*GOAL:* Repeat every line below exactly as it reads.

>>>>>

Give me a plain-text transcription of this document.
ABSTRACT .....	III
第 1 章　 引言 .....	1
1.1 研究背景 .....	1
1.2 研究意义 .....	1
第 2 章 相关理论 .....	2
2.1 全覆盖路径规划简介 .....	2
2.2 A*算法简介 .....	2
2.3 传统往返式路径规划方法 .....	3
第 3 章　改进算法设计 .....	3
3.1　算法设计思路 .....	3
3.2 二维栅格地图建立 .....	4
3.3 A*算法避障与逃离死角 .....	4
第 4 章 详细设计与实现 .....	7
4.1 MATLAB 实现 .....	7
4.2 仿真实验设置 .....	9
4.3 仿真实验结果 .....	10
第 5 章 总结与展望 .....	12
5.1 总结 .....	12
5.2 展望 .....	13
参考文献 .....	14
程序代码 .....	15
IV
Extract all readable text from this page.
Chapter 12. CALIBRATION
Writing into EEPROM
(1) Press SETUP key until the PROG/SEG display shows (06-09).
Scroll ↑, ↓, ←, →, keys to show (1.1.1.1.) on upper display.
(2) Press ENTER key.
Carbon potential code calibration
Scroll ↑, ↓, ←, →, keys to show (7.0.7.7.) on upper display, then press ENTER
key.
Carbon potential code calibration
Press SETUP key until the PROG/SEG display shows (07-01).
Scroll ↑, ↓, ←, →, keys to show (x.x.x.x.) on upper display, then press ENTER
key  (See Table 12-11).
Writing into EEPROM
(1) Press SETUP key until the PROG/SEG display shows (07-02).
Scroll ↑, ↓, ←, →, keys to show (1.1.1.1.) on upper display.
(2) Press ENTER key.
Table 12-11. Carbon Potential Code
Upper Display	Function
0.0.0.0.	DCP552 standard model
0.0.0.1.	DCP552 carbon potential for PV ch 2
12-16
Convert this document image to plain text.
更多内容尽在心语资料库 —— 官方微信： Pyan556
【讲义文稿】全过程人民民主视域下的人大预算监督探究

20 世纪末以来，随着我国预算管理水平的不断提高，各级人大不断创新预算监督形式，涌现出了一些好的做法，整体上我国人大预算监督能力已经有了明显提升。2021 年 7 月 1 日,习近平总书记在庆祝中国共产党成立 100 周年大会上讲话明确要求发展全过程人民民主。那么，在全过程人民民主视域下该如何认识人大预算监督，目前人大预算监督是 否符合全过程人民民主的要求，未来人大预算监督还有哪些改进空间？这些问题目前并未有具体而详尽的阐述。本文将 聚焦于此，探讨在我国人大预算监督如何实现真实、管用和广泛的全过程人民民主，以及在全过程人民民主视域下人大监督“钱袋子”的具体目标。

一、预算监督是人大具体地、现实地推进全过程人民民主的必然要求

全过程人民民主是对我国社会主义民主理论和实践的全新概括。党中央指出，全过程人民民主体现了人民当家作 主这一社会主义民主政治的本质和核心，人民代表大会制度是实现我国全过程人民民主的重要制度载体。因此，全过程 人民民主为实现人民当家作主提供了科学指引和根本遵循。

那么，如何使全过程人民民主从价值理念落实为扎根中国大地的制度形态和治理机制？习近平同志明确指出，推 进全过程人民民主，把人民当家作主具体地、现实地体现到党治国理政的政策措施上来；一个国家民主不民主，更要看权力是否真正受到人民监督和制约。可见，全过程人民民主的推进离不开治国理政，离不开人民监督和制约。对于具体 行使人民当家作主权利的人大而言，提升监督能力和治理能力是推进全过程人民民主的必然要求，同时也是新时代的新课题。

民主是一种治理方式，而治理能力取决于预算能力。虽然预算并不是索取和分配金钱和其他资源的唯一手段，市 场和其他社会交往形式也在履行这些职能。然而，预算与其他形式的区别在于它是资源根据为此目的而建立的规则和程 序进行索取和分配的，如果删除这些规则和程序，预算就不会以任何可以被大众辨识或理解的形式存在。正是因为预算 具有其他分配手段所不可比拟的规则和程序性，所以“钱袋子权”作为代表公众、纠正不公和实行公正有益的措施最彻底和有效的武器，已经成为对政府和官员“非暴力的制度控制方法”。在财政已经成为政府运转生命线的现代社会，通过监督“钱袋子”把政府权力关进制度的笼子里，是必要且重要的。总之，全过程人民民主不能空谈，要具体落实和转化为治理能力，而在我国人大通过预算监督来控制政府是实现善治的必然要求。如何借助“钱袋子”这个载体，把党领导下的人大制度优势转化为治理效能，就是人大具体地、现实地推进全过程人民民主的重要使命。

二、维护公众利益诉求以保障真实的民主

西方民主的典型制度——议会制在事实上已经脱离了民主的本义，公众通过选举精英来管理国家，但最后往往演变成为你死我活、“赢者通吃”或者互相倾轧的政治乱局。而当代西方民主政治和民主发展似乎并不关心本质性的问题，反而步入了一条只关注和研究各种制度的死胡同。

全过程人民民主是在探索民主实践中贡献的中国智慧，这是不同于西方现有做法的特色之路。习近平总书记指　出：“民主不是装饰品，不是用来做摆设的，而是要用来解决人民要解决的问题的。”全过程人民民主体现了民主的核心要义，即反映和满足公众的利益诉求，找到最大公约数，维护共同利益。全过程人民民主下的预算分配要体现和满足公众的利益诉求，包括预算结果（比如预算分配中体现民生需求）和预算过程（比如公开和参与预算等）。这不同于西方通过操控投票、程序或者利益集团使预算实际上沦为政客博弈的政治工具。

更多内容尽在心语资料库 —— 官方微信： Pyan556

<<<<<

*FULL ANSWER:*
Give me a plain-text transcription of this document.
ABSTRACT .....	III
第 1 章　 引言 .....	1
1.1 研究背景 .....	1
1.2 研究意义 .....	1
第 2 章 相关理论 .....	2
2.1 全覆盖路径规划简介 .....	2
2.2 A*算法简介 .....	2
2.3 传统往返式路径规划方法 .....	3
第 3 章　改进算法设计 .....	3
3.1　算法设计思路 .....	3
3.2 二维栅格地图建立 .....	4
3.3 A*算法避障与逃离死角 .....	4
第 4 章 详细设计与实现 .....	7
4.1 MATLAB 实现 .....	7
4.2 仿真实验设置 .....	9
4.3 仿真实验结果 .....	10
第 5 章 总结与展望 .....	12
5.1 总结 .....	12
5.2 展望 .....	13
参考文献 .....	14
程序代码 .....	15
IV
Extract all readable text from this page.
Chapter 12. CALIBRATION
Writing into EEPROM
(1) Press SETUP key until the PROG/SEG display shows (06-09).
Scroll ↑, ↓, ←, →, keys to show (1.1.1.1.) on upper display.
(2) Press ENTER key.
Carbon potential code calibration
Scroll ↑, ↓, ←, →, keys to show (7.0.7.7.) on upper display, then press ENTER
key.
Carbon potential code calibration
Press SETUP key until the PROG/SEG display shows (07-01).
Scroll ↑, ↓, ←, →, keys to show (x.x.x.x.) on upper display, then press ENTER
key  (See Table 12-11).
Writing into EEPROM
(1) Press SETUP key until the PROG/SEG display shows (07-02).
Scroll ↑, ↓, ←, →, keys to show (1.1.1.1.) on upper display.
(2) Press ENTER key.
Table 12-11. Carbon Potential Code
Upper Display	Function
0.0.0.0.	DCP552 standard model
0.0.0.1.	DCP552 carbon potential for PV ch 2
12-16
Convert this document image to plain text.
更多内容尽在心语资料库 —— 官方微信： Pyan556
【讲义文稿】全过程人民民主视域下的人大预算监督探究

20 世纪末以来，随着我国预算管理水平的不断提高，各级人大不断创新预算监督形式，涌现出了一些好的做法，整体上我国人大预算监督能力已经有了明显提升。2021 年 7 月 1 日,习近平总书记在庆祝中国共产党成立 100 周年大会上讲话明确要求发展全过程人民民主。那么，在全过程人民民主视域下该如何认识人大预算监督，目前人大预算监督是 否符合全过程人民民主的要求，未来人大预算监督还有哪些改进空间？这些问题目前并未有具体而详尽的阐述。本文将 聚焦于此，探讨在我国人大预算监督如何实现真实、管用和广泛的全过程人民民主，以及在全过程人民民主视域下人大监督“钱袋子”的具体目标。

一、预算监督是人大具体地、现实地推进全过程人民民主的必然要求

全过程人民民主是对我国社会主义民主理论和实践的全新概括。党中央指出，全过程人民民主体现了人民当家作 主这一社会主义民主政治的本质和核心，人民代表大会制度是实现我国全过程人民民主的重要制度载体。因此，全过程 人民民主为实现人民当家作主提供了科学指引和根本遵循。

那么，如何使全过程人民民主从价值理念落实为扎根中国大地的制度形态和治理机制？习近平同志明确指出，推 进全过程人民民主，把人民当家作主具体地、现实地体现到党治国理政的政策措施上来；一个国家民主不民主，更要看权力是否真正受到人民监督和制约。可见，全过程人民民主的推进离不开治国理政，离不开人民监督和制约。对于具体 行使人民当家作主权利的人大而言，提升监督能力和治理能力是推进全过程人民民主的必然要求，同时也是新时代的新课题。

民主是一种治理方式，而治理能力取决于预算能力。虽然预算并不是索取和分配金钱和其他资源的唯一手段，市 场和其他社会交往形式也在履行这些职能。然而，预算与其他形式的区别在于它是资源根据为此目的而建立的规则和程 序进行索取和分配的，如果删除这些规则和程序，预算就不会以任何可以被大众辨识或理解的形式存在。正是因为预算 具有其他分配手段所不可比拟的规则和程序性，所以“钱袋子权”作为代表公众、纠正不公和实行公正有益的措施最彻底和有效的武器，已经成为对政府和官员“非暴力的制度控制方法”。在财政已经成为政府运转生命线的现代社会，通过监督“钱袋子”把政府权力关进制度的笼子里，是必要且重要的。总之，全过程人民民主不能空谈，要具体落实和转化为治理能力，而在我国人大通过预算监督来控制政府是实现善治的必然要求。如何借助“钱袋子”这个载体，把党领导下的人大制度优势转化为治理效能，就是人大具体地、现实地推进全过程人民民主的重要使命。

二、维护公众利益诉求以保障真实的民主

西方民主的典型制度——议会制在事实上已经脱离了民主的本义，公众通过选举精英来管理国家，但最后往往演变成为你死我活、“赢者通吃”或者互相倾轧的政治乱局。而当代西方民主政治和民主发展似乎并不关心本质性的问题，反而步入了一条只关注和研究各种制度的死胡同。

全过程人民民主是在探索民主实践中贡献的中国智慧，这是不同于西方现有做法的特色之路。习近平总书记指　出：“民主不是装饰品，不是用来做摆设的，而是要用来解决人民要解决的问题的。”全过程人民民主体现了民主的核心要义，即反映和满足公众的利益诉求，找到最大公约数，维护共同利益。全过程人民民主下的预算分配要体现和满足公众的利益诉求，包括预算结果（比如预算分配中体现民生需求）和预算过程（比如公开和参与预算等）。这不同于西方通过操控投票、程序或者利益集团使预算实际上沦为政客博弈的政治工具。

更多内容尽在心语资料库 —— 官方微信： Pyan556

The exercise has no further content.